BRIEF:
Gather every line in the records below that contains the word "romantizmus".

RAW DATA:

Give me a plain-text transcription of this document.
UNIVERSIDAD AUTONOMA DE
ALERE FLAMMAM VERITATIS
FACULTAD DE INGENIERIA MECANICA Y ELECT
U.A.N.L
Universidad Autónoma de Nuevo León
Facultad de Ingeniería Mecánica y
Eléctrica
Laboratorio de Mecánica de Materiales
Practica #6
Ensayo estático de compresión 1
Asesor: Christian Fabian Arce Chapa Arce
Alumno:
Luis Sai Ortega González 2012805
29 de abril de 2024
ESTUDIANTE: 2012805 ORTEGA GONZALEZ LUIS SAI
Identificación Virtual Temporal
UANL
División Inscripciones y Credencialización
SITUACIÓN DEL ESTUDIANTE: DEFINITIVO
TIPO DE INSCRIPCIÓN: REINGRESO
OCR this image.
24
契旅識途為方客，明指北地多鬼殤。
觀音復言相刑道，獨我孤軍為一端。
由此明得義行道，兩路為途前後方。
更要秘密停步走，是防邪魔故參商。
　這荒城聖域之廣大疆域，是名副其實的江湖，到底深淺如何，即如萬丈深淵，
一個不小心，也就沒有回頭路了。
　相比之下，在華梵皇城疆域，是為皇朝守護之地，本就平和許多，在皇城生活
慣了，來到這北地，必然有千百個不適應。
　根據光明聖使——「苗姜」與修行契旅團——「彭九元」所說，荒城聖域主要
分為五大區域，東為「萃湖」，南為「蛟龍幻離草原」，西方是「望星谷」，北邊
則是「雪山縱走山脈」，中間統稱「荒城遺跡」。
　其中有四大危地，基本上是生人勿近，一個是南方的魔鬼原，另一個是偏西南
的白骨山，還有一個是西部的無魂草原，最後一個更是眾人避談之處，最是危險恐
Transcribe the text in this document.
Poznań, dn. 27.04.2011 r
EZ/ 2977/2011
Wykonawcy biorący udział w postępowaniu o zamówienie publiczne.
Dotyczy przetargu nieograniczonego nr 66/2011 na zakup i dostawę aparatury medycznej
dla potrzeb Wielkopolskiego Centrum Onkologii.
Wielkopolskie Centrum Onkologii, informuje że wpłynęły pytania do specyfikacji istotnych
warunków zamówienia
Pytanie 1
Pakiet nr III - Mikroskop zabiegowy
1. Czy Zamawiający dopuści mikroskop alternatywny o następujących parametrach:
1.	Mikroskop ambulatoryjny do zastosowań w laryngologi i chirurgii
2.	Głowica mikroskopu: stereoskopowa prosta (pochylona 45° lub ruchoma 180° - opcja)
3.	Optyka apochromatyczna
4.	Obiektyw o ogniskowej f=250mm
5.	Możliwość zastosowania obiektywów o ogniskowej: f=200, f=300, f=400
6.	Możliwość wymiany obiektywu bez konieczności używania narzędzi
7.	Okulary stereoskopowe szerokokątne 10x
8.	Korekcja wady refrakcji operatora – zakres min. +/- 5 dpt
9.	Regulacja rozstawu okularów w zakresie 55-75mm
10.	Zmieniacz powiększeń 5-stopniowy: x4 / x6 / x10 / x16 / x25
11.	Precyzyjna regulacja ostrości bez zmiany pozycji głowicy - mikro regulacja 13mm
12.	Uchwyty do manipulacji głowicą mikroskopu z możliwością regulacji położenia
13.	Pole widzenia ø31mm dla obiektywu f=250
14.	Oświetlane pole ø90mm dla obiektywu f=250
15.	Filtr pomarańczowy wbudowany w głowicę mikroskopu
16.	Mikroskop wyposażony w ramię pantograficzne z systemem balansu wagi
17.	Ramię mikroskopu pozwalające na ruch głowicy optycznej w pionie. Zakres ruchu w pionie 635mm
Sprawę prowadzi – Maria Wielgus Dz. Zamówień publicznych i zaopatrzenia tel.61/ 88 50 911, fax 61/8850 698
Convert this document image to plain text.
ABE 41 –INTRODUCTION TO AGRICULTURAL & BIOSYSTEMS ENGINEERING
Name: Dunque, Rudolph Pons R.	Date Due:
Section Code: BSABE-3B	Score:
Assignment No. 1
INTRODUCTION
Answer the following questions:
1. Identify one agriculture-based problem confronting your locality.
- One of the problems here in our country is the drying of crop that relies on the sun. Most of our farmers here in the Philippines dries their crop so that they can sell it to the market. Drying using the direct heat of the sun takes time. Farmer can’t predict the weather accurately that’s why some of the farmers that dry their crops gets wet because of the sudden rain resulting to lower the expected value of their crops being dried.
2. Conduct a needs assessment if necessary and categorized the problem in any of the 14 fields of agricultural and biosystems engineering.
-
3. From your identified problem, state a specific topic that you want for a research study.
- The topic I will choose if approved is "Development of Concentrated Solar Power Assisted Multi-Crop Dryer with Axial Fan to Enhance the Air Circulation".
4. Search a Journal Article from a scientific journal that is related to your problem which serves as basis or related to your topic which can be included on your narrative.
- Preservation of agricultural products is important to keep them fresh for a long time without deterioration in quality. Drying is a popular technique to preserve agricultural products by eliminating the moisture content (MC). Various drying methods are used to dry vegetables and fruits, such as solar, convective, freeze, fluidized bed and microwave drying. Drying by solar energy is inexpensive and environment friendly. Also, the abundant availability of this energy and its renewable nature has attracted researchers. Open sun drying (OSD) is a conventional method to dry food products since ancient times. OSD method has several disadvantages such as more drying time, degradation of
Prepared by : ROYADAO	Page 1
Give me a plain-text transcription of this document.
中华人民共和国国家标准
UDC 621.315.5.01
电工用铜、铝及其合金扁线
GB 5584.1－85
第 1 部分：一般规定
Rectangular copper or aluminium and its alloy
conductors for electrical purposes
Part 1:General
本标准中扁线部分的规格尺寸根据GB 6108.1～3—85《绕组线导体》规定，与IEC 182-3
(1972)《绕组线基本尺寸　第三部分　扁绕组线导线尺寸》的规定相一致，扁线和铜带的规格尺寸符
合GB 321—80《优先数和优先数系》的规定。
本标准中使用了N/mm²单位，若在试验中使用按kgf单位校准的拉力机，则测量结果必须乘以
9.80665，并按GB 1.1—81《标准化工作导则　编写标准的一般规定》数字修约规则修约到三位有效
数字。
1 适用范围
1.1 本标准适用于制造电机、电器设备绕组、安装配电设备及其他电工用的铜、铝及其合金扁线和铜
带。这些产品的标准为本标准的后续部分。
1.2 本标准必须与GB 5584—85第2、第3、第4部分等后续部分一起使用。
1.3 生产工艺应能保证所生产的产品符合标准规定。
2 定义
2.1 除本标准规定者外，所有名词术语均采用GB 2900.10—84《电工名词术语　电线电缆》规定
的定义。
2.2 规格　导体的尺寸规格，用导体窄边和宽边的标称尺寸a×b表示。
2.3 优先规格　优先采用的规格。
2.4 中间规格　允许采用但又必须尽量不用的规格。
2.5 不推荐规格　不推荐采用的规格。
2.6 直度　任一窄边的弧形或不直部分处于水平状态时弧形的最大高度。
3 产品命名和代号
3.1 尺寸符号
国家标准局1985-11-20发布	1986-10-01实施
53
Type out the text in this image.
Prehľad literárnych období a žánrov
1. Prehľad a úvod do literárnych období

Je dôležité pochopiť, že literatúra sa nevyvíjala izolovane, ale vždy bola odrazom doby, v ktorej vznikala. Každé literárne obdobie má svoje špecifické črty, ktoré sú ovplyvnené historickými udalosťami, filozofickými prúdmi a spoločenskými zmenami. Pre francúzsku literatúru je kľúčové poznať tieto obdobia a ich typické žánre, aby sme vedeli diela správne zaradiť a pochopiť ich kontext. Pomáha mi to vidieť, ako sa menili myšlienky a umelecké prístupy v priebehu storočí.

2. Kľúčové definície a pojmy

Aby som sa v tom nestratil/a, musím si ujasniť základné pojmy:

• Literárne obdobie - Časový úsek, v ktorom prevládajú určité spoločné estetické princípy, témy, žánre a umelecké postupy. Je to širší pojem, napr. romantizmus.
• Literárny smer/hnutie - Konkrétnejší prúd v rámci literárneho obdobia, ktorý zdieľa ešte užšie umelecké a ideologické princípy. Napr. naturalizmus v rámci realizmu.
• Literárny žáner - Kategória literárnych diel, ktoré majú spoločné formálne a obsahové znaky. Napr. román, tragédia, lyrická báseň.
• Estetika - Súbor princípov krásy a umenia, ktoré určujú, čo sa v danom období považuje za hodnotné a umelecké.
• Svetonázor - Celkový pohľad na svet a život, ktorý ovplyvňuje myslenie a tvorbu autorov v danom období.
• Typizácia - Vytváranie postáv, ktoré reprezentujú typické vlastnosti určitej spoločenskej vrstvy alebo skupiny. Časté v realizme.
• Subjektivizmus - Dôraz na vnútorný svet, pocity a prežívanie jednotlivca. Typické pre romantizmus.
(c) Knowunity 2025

REPLY:
• Literárne obdobie - Časový úsek, v ktorom prevládajú určité spoločné estetické princípy, témy, žánre a umelecké postupy. Je to širší pojem, napr. romantizmus.
• Subjektivizmus - Dôraz na vnútorný svet, pocity a prežívanie jednotlivca. Typické pre romantizmus.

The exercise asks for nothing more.